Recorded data
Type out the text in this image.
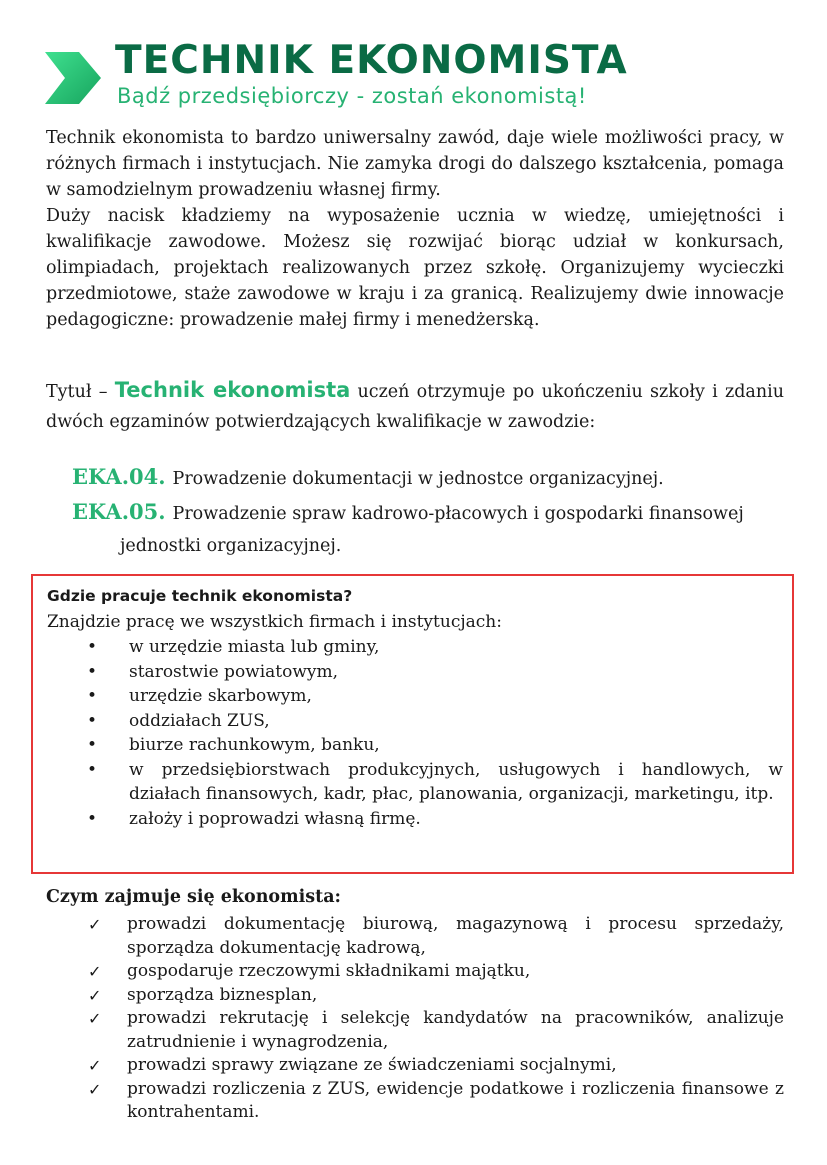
TECHNIK EKONOMISTA
Bądź przedsiębiorczy - zostań ekonomistą!

Technik ekonomista to bardzo uniwersalny zawód, daje wiele możliwości pracy, w różnych firmach i instytucjach. Nie zamyka drogi do dalszego kształcenia, pomaga w samodzielnym prowadzeniu własnej firmy.

Duży nacisk kładziemy na wyposażenie ucznia w wiedzę, umiejętności i kwalifikacje zawodowe. Możesz się rozwijać biorąc udział w konkursach, olimpiadach, projektach realizowanych przez szkołę. Organizujemy wycieczki przedmiotowe, staże zawodowe w kraju i za granicą. Realizujemy dwie innowacje pedagogiczne: prowadzenie małej firmy i menedżerską.

Tytuł – Technik ekonomista uczeń otrzymuje po ukończeniu szkoły i zdaniu dwóch egzaminów potwierdzających kwalifikacje w zawodzie:

EKA.04. Prowadzenie dokumentacji w jednostce organizacyjnej.
EKA.05. Prowadzenie spraw kadrowo-płacowych i gospodarki finansowej
jednostki organizacyjnej.
Gdzie pracuje technik ekonomista?
Znajdzie pracę we wszystkich firmach i instytucjach:
• w urzędzie miasta lub gminy,
• starostwie powiatowym,
• urzędzie skarbowym,
• oddziałach ZUS,
• biurze rachunkowym, banku,
• w przedsiębiorstwach produkcyjnych, usługowych i handlowych, w działach finansowych, kadr, płac, planowania, organizacji, marketingu, itp.
• założy i poprowadzi własną firmę.
Czym zajmuje się ekonomista:
✓ prowadzi dokumentację biurową, magazynową i procesu sprzedaży, sporządza dokumentację kadrową,
✓ gospodaruje rzeczowymi składnikami majątku,
✓ sporządza biznesplan,
✓ prowadzi rekrutację i selekcję kandydatów na pracowników, analizuje zatrudnienie i wynagrodzenia,
✓ prowadzi sprawy związane ze świadczeniami socjalnymi,
✓ prowadzi rozliczenia z ZUS, ewidencje podatkowe i rozliczenia finansowe z kontrahentami.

*GIVEN REQUEST*: Spot every line that holds "kwalifikacje" and copy it.

*SOLUTION FOR THIS TASK*:
Duży nacisk kładziemy na wyposażenie ucznia w wiedzę, umiejętności i kwalifikacje zawodowe. Możesz się rozwijać biorąc udział w konkursach, olimpiadach, projektach realizowanych przez szkołę. Organizujemy wycieczki przedmiotowe, staże zawodowe w kraju i za granicą. Realizujemy dwie innowacje pedagogiczne: prowadzenie małej firmy i menedżerską.
Tytuł – Technik ekonomista uczeń otrzymuje po ukończeniu szkoły i zdaniu dwóch egzaminów potwierdzających kwalifikacje w zawodzie:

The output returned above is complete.